--- start DOCUMENT SEGMENT ---

All of lore.kernel.org
 help / color / mirror / Atom feed
From: Jeff Liu <jeff.liu@oracle.com>
To: Richard Yao <ryao@gentoo.org>
Cc: Mark Fasheh <mfasheh@suse.com>,
	linux-kernel@vger.kernel.org, kernel@gentoo.org,
	linux-fsdevel@vger.kernel.org,
	Ocfs2-Devel <ocfs2-devel@oss.oracle.com>
Subject: [Ocfs2-devel] [PATCH 1/2] ocfs2: Fix llseek() semantics and do some cleanup
Date: Sat, 15 Jun 2013 13:09:18 +0800	[thread overview]
Message-ID: <51BBF6FE.6080502@oracle.com> (raw)
In-Reply-To: <1371237814-59365-2-git-send-email-ryao@gentoo.org>

[Add ocfs2-devel to CC-list]

Hello Richard,

Thanks for your patch.

On 06/15/2013 03:23 AM, Richard Yao wrote:

> There are multiple issues with the custom llseek implemented in ocfs2 for
> implementing SEEK_HOLE/SEEK_DATA.
> 
> 1. It takes the inode->i_mutex lock before calling generic_file_llseek(), which
> is unnecessary.

Agree, but please see my comments below.

> 
> 2. It fails to take the filp->f_lock spinlock before modifying filp->f_pos and
> filp->f_version, which differs from generic_file_llseek().
> 
> 3. It does a offset > inode->i_sb->s_maxbytes check that permits seeking up to
> the maximum file size possible on the ocfs2 filesystem, even when it is past
> the end of the file. Seeking beyond that (if possible), would return EINVAL
> instead of ENXIO.
> 
> 4. The switch statement tries to cover all whence values when in reality it
> should only care about SEEK_HOLE/SEEK_DATA. Any other cases should be passsed
> to generic_file_llseek().

I have another patch set for refactoring ocfs2_file_llseek() but not yet found time
to run a comprehensive tests.  It can solve the existing issues but also improved the
SEEK_DATA/SEEK_HOLE for unwritten extents, i.e. OCFS2_EXT_UNWRITTEN.

With this change, SEEK_DATA/SEEK_HOLE will go into separate function with a little code
duplication instead of the current mix-ups in ocfs2_seek_data_hole_offset(), i.e, 

loff_t ocfs2_file_llseek()
{
	switch (origin) {
        case SEEK_END:
        case SEEK_CUR:
        case SEEK_SET:
                return generic_file_llseek(file, offset, origin);
        case SEEK_DATA:
                return ocfs2_seek_data(file, offset);
        case SEEK_HOLE:
                return ocfs2_seek_hole(file, offset);
        default:
                return -EINVAL;
        }
}

I personally like keeping SEEK_DATA/SEEK_HOLE in switch...case style rather
than dealing with them in a condition check block.

--- end DOCUMENT SEGMENT ---

AIM OF THE TASK:
Write out the part of the mailing-list reply that begins at the words "I have another" and stops after "loff_t ocfs2_file_llseek()", copying it verbatim. The rows that follow have no connection to the mailing-list reply above.

--- start ROWS ---

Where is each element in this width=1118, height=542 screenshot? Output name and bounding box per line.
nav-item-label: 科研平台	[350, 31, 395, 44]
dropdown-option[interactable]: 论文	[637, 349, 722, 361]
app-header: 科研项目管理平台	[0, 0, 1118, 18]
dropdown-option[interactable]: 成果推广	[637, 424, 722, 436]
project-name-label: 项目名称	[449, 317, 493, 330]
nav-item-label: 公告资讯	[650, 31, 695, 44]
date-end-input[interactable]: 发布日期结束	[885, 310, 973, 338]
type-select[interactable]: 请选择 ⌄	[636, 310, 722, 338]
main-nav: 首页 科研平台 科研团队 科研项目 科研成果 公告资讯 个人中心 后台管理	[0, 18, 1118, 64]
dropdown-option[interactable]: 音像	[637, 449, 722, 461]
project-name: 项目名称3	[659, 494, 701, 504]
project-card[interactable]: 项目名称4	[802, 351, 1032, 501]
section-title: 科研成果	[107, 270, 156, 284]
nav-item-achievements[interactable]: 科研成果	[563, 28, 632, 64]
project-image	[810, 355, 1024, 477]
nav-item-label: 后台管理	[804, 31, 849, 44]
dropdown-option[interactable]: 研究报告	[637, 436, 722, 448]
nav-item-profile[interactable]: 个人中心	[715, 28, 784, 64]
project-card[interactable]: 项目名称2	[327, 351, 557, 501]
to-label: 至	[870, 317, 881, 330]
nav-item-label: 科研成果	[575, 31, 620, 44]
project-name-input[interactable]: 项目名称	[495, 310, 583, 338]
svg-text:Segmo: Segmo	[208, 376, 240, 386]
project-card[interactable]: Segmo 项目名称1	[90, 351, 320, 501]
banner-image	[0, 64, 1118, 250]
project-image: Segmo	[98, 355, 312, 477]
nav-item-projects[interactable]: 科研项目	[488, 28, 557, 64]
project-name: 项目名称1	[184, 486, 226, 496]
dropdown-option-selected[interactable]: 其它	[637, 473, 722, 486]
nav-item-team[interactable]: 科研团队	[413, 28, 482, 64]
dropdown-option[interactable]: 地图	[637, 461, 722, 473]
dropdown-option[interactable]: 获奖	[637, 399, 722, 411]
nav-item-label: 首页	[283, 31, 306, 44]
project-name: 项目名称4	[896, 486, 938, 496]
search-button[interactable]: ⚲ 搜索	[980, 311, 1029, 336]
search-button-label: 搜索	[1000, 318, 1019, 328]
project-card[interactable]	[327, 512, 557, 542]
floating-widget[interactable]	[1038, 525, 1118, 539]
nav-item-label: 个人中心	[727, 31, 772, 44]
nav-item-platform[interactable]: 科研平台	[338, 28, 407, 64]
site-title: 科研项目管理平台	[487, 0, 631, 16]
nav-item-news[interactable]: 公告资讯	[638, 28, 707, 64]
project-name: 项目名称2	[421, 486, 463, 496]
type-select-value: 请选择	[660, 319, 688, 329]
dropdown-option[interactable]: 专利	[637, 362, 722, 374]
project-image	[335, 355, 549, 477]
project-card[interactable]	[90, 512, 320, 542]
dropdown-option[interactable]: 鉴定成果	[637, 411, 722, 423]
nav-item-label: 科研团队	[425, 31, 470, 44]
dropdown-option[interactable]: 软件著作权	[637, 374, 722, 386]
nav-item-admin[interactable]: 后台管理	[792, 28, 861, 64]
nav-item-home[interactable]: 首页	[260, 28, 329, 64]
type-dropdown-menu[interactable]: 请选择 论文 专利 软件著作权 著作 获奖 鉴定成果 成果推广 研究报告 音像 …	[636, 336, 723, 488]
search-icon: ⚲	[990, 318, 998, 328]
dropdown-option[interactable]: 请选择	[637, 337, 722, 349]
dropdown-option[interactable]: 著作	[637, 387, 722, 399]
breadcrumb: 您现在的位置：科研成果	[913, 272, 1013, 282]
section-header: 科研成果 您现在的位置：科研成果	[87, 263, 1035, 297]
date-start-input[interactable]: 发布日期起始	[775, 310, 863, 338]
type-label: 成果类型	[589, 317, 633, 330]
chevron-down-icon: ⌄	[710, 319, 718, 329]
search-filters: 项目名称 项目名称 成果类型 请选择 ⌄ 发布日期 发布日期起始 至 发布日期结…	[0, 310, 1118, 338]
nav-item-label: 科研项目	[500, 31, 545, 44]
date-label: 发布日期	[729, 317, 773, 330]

--- end ROWS ---

ANSWER BELOW:
I have another patch set for refactoring ocfs2_file_llseek() but not yet found time
to run a comprehensive tests.  It can solve the existing issues but also improved the
SEEK_DATA/SEEK_HOLE for unwritten extents, i.e. OCFS2_EXT_UNWRITTEN.

With this change, SEEK_DATA/SEEK_HOLE will go into separate function with a little code
duplication instead of the current mix-ups in ocfs2_seek_data_hole_offset(), i.e, 

loff_t ocfs2_file_llseek()